YOUR INSTRUCTIONS: Repeat every record below exactly as written.

ITEMS:
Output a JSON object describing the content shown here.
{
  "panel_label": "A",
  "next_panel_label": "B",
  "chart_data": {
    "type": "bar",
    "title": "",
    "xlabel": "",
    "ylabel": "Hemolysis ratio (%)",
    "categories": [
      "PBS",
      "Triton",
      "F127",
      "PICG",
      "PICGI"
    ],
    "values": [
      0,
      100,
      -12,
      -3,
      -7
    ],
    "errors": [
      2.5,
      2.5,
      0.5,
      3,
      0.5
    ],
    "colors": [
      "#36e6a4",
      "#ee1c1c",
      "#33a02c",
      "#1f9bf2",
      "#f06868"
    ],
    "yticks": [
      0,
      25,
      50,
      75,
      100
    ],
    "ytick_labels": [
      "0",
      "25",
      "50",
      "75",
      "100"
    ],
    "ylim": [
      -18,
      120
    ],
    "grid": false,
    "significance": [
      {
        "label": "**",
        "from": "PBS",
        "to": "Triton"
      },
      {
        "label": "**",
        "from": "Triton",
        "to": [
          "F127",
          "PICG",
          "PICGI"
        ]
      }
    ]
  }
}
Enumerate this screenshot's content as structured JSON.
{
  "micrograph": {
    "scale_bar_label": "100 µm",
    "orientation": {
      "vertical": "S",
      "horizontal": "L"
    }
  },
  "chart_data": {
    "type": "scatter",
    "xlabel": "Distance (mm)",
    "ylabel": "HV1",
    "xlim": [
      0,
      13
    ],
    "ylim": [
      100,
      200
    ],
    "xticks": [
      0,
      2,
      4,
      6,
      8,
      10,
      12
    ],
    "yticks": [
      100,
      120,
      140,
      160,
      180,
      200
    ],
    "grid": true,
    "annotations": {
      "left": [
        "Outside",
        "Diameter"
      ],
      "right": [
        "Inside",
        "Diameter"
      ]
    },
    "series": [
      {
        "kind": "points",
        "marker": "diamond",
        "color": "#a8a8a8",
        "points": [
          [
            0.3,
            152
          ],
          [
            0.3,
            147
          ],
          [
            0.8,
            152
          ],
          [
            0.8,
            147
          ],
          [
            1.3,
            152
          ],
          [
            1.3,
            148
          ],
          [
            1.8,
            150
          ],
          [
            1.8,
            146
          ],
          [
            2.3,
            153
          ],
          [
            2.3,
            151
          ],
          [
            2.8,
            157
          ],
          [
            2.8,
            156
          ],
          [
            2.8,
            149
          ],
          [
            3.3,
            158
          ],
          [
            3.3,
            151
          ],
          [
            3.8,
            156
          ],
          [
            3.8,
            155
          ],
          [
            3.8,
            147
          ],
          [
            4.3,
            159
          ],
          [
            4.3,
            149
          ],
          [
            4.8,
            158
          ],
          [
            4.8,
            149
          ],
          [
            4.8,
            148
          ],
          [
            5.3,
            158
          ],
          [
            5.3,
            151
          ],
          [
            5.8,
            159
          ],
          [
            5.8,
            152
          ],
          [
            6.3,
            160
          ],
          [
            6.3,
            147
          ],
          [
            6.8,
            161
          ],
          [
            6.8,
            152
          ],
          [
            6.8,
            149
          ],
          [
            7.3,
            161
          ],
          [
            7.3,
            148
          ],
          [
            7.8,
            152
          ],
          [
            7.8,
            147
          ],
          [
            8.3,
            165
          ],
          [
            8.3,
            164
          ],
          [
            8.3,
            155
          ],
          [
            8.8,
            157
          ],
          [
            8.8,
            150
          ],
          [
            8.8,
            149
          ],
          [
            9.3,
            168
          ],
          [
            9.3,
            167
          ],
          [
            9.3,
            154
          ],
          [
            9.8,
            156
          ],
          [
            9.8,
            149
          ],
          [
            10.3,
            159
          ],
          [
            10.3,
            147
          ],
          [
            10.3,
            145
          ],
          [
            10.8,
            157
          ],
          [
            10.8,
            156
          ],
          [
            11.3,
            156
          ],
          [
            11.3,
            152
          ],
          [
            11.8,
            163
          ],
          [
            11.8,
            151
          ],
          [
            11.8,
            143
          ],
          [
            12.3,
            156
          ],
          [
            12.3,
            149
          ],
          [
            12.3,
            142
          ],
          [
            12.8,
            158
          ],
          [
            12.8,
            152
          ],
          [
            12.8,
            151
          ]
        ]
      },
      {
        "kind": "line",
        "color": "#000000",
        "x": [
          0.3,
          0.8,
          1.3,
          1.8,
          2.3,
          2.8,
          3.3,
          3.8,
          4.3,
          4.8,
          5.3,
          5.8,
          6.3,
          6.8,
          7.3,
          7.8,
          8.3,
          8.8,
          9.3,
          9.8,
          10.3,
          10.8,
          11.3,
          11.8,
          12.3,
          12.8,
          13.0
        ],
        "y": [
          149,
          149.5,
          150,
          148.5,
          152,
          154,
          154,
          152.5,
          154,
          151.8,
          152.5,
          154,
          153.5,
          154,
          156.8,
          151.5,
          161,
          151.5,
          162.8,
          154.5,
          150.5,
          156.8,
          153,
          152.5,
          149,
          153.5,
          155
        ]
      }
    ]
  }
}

RESPONSE TO THIS TASK:
Output a JSON object describing the content shown here.
{
  "panel_label": "A",
  "next_panel_label": "B",
  "chart_data": {
    "type": "bar",
    "title": "",
    "xlabel": "",
    "ylabel": "Hemolysis ratio (%)",
    "categories": [
      "PBS",
      "Triton",
      "F127",
      "PICG",
      "PICGI"
    ],
    "values": [
      0,
      100,
      -12,
      -3,
      -7
    ],
    "errors": [
      2.5,
      2.5,
      0.5,
      3,
      0.5
    ],
    "colors": [
      "#36e6a4",
      "#ee1c1c",
      "#33a02c",
      "#1f9bf2",
      "#f06868"
    ],
    "yticks": [
      0,
      25,
      50,
      75,
      100
    ],
    "ytick_labels": [
      "0",
      "25",
      "50",
      "75",
      "100"
    ],
    "ylim": [
      -18,
      120
    ],
    "grid": false,
    "significance": [
      {
        "label": "**",
        "from": "PBS",
        "to": "Triton"
      },
      {
        "label": "**",
        "from": "Triton",
        "to": [
          "F127",
          "PICG",
          "PICGI"
        ]
      }
    ]
  }
}
Enumerate this screenshot's content as structured JSON.
{
  "micrograph": {
    "scale_bar_label": "100 µm",
    "orientation": {
      "vertical": "S",
      "horizontal": "L"
    }
  },
  "chart_data": {
    "type": "scatter",
    "xlabel": "Distance (mm)",
    "ylabel": "HV1",
    "xlim": [
      0,
      13
    ],
    "ylim": [
      100,
      200
    ],
    "xticks": [
      0,
      2,
      4,
      6,
      8,
      10,
      12
    ],
    "yticks": [
      100,
      120,
      140,
      160,
      180,
      200
    ],
    "grid": true,
    "annotations": {
      "left": [
        "Outside",
        "Diameter"
      ],
      "right": [
        "Inside",
        "Diameter"
      ]
    },
    "series": [
      {
        "kind": "points",
        "marker": "diamond",
        "color": "#a8a8a8",
        "points": [
          [
            0.3,
            152
          ],
          [
            0.3,
            147
          ],
          [
            0.8,
            152
          ],
          [
            0.8,
            147
          ],
          [
            1.3,
            152
          ],
          [
            1.3,
            148
          ],
          [
            1.8,
            150
          ],
          [
            1.8,
            146
          ],
          [
            2.3,
            153
          ],
          [
            2.3,
            151
          ],
          [
            2.8,
            157
          ],
          [
            2.8,
            156
          ],
          [
            2.8,
            149
          ],
          [
            3.3,
            158
          ],
          [
            3.3,
            151
          ],
          [
            3.8,
            156
          ],
          [
            3.8,
            155
          ],
          [
            3.8,
            147
          ],
          [
            4.3,
            159
          ],
          [
            4.3,
            149
          ],
          [
            4.8,
            158
          ],
          [
            4.8,
            149
          ],
          [
            4.8,
            148
          ],
          [
            5.3,
            158
          ],
          [
            5.3,
            151
          ],
          [
            5.8,
            159
          ],
          [
            5.8,
            152
          ],
          [
            6.3,
            160
          ],
          [
            6.3,
            147
          ],
          [
            6.8,
            161
          ],
          [
            6.8,
            152
          ],
          [
            6.8,
            149
          ],
          [
            7.3,
            161
          ],
          [
            7.3,
            148
          ],
          [
            7.8,
            152
          ],
          [
            7.8,
            147
          ],
          [
            8.3,
            165
          ],
          [
            8.3,
            164
          ],
          [
            8.3,
            155
          ],
          [
            8.8,
            157
          ],
          [
            8.8,
            150
          ],
          [
            8.8,
            149
          ],
          [
            9.3,
            168
          ],
          [
            9.3,
            167
          ],
          [
            9.3,
            154
          ],
          [
            9.8,
            156
          ],
          [
            9.8,
            149
          ],
          [
            10.3,
            159
          ],
          [
            10.3,
            147
          ],
          [
            10.3,
            145
          ],
          [
            10.8,
            157
          ],
          [
            10.8,
            156
          ],
          [
            11.3,
            156
          ],
          [
            11.3,
            152
          ],
          [
            11.8,
            163
          ],
          [
            11.8,
            151
          ],
          [
            11.8,
            143
          ],
          [
            12.3,
            156
          ],
          [
            12.3,
            149
          ],
          [
            12.3,
            142
          ],
          [
            12.8,
            158
          ],
          [
            12.8,
            152
          ],
          [
            12.8,
            151
          ]
        ]
      },
      {
        "kind": "line",
        "color": "#000000",
        "x": [
          0.3,
          0.8,
          1.3,
          1.8,
          2.3,
          2.8,
          3.3,
          3.8,
          4.3,
          4.8,
          5.3,
          5.8,
          6.3,
          6.8,
          7.3,
          7.8,
          8.3,
          8.8,
          9.3,
          9.8,
          10.3,
          10.8,
          11.3,
          11.8,
          12.3,
          12.8,
          13.0
        ],
        "y": [
          149,
          149.5,
          150,
          148.5,
          152,
          154,
          154,
          152.5,
          154,
          151.8,
          152.5,
          154,
          153.5,
          154,
          156.8,
          151.5,
          161,
          151.5,
          162.8,
          154.5,
          150.5,
          156.8,
          153,
          152.5,
          149,
          153.5,
          155
        ]
      }
    ]
  }
}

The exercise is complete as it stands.